YOUR OBJECTIVE
Your task is to restate the data word for word.

___ DATA

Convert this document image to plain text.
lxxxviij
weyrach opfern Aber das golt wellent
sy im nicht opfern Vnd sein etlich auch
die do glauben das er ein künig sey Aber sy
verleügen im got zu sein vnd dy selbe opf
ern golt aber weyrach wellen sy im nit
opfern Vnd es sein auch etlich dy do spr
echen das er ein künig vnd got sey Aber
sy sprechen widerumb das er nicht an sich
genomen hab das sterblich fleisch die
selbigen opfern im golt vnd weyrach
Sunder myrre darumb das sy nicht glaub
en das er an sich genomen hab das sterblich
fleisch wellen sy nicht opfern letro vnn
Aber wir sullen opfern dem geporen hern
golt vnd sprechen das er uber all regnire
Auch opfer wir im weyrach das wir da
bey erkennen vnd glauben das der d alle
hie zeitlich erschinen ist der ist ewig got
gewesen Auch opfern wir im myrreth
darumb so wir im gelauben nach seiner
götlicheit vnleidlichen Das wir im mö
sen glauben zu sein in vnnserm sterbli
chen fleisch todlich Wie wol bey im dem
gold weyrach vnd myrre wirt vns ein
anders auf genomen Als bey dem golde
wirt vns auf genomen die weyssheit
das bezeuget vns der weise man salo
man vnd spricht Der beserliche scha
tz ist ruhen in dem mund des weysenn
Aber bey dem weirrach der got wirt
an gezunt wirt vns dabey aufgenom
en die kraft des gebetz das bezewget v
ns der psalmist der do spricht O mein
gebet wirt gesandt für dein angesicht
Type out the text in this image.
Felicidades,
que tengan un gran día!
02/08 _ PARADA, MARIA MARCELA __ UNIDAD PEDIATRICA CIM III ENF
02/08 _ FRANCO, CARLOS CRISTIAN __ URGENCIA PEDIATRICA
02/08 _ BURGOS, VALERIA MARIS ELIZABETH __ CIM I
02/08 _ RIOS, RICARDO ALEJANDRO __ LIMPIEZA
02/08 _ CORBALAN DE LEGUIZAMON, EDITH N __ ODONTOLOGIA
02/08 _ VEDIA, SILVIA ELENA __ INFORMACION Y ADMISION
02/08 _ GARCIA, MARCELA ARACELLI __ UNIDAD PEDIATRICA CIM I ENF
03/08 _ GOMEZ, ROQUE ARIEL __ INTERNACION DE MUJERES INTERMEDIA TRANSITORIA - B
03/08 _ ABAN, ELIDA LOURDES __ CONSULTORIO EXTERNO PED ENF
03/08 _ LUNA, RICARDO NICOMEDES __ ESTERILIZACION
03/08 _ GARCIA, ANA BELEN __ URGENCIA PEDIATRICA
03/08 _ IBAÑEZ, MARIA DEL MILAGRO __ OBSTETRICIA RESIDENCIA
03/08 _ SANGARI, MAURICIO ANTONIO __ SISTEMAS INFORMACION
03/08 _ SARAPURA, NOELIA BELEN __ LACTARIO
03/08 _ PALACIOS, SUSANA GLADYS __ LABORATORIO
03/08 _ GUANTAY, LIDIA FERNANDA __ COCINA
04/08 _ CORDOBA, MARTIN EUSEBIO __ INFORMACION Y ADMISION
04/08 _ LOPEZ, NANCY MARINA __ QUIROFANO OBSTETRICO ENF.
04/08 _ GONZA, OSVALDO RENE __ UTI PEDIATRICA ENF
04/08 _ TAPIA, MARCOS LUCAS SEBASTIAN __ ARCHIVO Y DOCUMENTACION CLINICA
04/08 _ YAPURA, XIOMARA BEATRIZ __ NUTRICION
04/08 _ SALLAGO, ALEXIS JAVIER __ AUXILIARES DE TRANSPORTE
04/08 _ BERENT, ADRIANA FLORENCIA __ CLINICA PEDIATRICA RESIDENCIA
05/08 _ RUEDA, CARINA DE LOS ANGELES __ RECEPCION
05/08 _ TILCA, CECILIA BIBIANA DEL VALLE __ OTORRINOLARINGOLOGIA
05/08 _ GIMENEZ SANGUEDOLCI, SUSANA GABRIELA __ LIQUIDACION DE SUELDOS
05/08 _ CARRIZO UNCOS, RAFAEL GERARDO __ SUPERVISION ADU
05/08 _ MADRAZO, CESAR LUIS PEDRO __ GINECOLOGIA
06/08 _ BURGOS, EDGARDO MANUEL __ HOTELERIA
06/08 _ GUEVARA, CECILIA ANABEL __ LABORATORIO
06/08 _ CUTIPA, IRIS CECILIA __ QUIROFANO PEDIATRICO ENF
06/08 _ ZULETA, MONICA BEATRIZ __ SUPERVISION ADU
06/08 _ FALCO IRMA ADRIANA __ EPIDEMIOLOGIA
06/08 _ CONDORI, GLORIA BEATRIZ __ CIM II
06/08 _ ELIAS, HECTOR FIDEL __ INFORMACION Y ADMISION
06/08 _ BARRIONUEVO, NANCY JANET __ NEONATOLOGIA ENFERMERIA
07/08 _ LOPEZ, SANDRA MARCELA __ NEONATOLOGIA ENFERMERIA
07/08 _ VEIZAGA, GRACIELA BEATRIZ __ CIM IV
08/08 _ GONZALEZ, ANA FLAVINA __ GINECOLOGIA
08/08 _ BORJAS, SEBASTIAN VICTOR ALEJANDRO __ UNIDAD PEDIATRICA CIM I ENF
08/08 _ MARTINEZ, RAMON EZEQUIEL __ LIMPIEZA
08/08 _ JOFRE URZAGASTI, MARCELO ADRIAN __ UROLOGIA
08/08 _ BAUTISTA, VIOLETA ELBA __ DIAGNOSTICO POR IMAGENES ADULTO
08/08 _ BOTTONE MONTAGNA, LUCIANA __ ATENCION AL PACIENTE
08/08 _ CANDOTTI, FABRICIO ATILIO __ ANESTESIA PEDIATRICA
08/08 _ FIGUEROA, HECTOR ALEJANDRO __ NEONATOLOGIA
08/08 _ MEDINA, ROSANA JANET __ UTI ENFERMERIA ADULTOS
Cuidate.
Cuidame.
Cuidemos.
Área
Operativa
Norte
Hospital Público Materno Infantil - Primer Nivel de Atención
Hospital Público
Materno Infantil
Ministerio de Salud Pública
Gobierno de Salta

______

RESPONSE TO THE EXERCISE
Convert this document image to plain text.
lxxxviij
weyrach opfern Aber das golt wellent
sy im nicht opfern Vnd sein etlich auch
die do glauben das er ein künig sey Aber sy
verleügen im got zu sein vnd dy selbe opf
ern golt aber weyrach wellen sy im nit
opfern Vnd es sein auch etlich dy do spr
echen das er ein künig vnd got sey Aber
sy sprechen widerumb das er nicht an sich
genomen hab das sterblich fleisch die
selbigen opfern im golt vnd weyrach
Sunder myrre darumb das sy nicht glaub
en das er an sich genomen hab das sterblich
fleisch wellen sy nicht opfern letro vnn
Aber wir sullen opfern dem geporen hern
golt vnd sprechen das er uber all regnire
Auch opfer wir im weyrach das wir da
bey erkennen vnd glauben das der d alle
hie zeitlich erschinen ist der ist ewig got
gewesen Auch opfern wir im myrreth
darumb so wir im gelauben nach seiner
götlicheit vnleidlichen Das wir im mö
sen glauben zu sein in vnnserm sterbli
chen fleisch todlich Wie wol bey im dem
gold weyrach vnd myrre wirt vns ein
anders auf genomen Als bey dem golde
wirt vns auf genomen die weyssheit
das bezeuget vns der weise man salo
man vnd spricht Der beserliche scha
tz ist ruhen in dem mund des weysenn
Aber bey dem weirrach der got wirt
an gezunt wirt vns dabey aufgenom
en die kraft des gebetz das bezewget v
ns der psalmist der do spricht O mein
gebet wirt gesandt für dein angesicht
Type out the text in this image.
Felicidades,
que tengan un gran día!
02/08 _ PARADA, MARIA MARCELA __ UNIDAD PEDIATRICA CIM III ENF
02/08 _ FRANCO, CARLOS CRISTIAN __ URGENCIA PEDIATRICA
02/08 _ BURGOS, VALERIA MARIS ELIZABETH __ CIM I
02/08 _ RIOS, RICARDO ALEJANDRO __ LIMPIEZA
02/08 _ CORBALAN DE LEGUIZAMON, EDITH N __ ODONTOLOGIA
02/08 _ VEDIA, SILVIA ELENA __ INFORMACION Y ADMISION
02/08 _ GARCIA, MARCELA ARACELLI __ UNIDAD PEDIATRICA CIM I ENF
03/08 _ GOMEZ, ROQUE ARIEL __ INTERNACION DE MUJERES INTERMEDIA TRANSITORIA - B
03/08 _ ABAN, ELIDA LOURDES __ CONSULTORIO EXTERNO PED ENF
03/08 _ LUNA, RICARDO NICOMEDES __ ESTERILIZACION
03/08 _ GARCIA, ANA BELEN __ URGENCIA PEDIATRICA
03/08 _ IBAÑEZ, MARIA DEL MILAGRO __ OBSTETRICIA RESIDENCIA
03/08 _ SANGARI, MAURICIO ANTONIO __ SISTEMAS INFORMACION
03/08 _ SARAPURA, NOELIA BELEN __ LACTARIO
03/08 _ PALACIOS, SUSANA GLADYS __ LABORATORIO
03/08 _ GUANTAY, LIDIA FERNANDA __ COCINA
04/08 _ CORDOBA, MARTIN EUSEBIO __ INFORMACION Y ADMISION
04/08 _ LOPEZ, NANCY MARINA __ QUIROFANO OBSTETRICO ENF.
04/08 _ GONZA, OSVALDO RENE __ UTI PEDIATRICA ENF
04/08 _ TAPIA, MARCOS LUCAS SEBASTIAN __ ARCHIVO Y DOCUMENTACION CLINICA
04/08 _ YAPURA, XIOMARA BEATRIZ __ NUTRICION
04/08 _ SALLAGO, ALEXIS JAVIER __ AUXILIARES DE TRANSPORTE
04/08 _ BERENT, ADRIANA FLORENCIA __ CLINICA PEDIATRICA RESIDENCIA
05/08 _ RUEDA, CARINA DE LOS ANGELES __ RECEPCION
05/08 _ TILCA, CECILIA BIBIANA DEL VALLE __ OTORRINOLARINGOLOGIA
05/08 _ GIMENEZ SANGUEDOLCI, SUSANA GABRIELA __ LIQUIDACION DE SUELDOS
05/08 _ CARRIZO UNCOS, RAFAEL GERARDO __ SUPERVISION ADU
05/08 _ MADRAZO, CESAR LUIS PEDRO __ GINECOLOGIA
06/08 _ BURGOS, EDGARDO MANUEL __ HOTELERIA
06/08 _ GUEVARA, CECILIA ANABEL __ LABORATORIO
06/08 _ CUTIPA, IRIS CECILIA __ QUIROFANO PEDIATRICO ENF
06/08 _ ZULETA, MONICA BEATRIZ __ SUPERVISION ADU
06/08 _ FALCO IRMA ADRIANA __ EPIDEMIOLOGIA
06/08 _ CONDORI, GLORIA BEATRIZ __ CIM II
06/08 _ ELIAS, HECTOR FIDEL __ INFORMACION Y ADMISION
06/08 _ BARRIONUEVO, NANCY JANET __ NEONATOLOGIA ENFERMERIA
07/08 _ LOPEZ, SANDRA MARCELA __ NEONATOLOGIA ENFERMERIA
07/08 _ VEIZAGA, GRACIELA BEATRIZ __ CIM IV
08/08 _ GONZALEZ, ANA FLAVINA __ GINECOLOGIA
08/08 _ BORJAS, SEBASTIAN VICTOR ALEJANDRO __ UNIDAD PEDIATRICA CIM I ENF
08/08 _ MARTINEZ, RAMON EZEQUIEL __ LIMPIEZA
08/08 _ JOFRE URZAGASTI, MARCELO ADRIAN __ UROLOGIA
08/08 _ BAUTISTA, VIOLETA ELBA __ DIAGNOSTICO POR IMAGENES ADULTO
08/08 _ BOTTONE MONTAGNA, LUCIANA __ ATENCION AL PACIENTE
08/08 _ CANDOTTI, FABRICIO ATILIO __ ANESTESIA PEDIATRICA
08/08 _ FIGUEROA, HECTOR ALEJANDRO __ NEONATOLOGIA
08/08 _ MEDINA, ROSANA JANET __ UTI ENFERMERIA ADULTOS
Cuidate.
Cuidame.
Cuidemos.
Área
Operativa
Norte
Hospital Público Materno Infantil - Primer Nivel de Atención
Hospital Público
Materno Infantil
Ministerio de Salud Pública
Gobierno de Salta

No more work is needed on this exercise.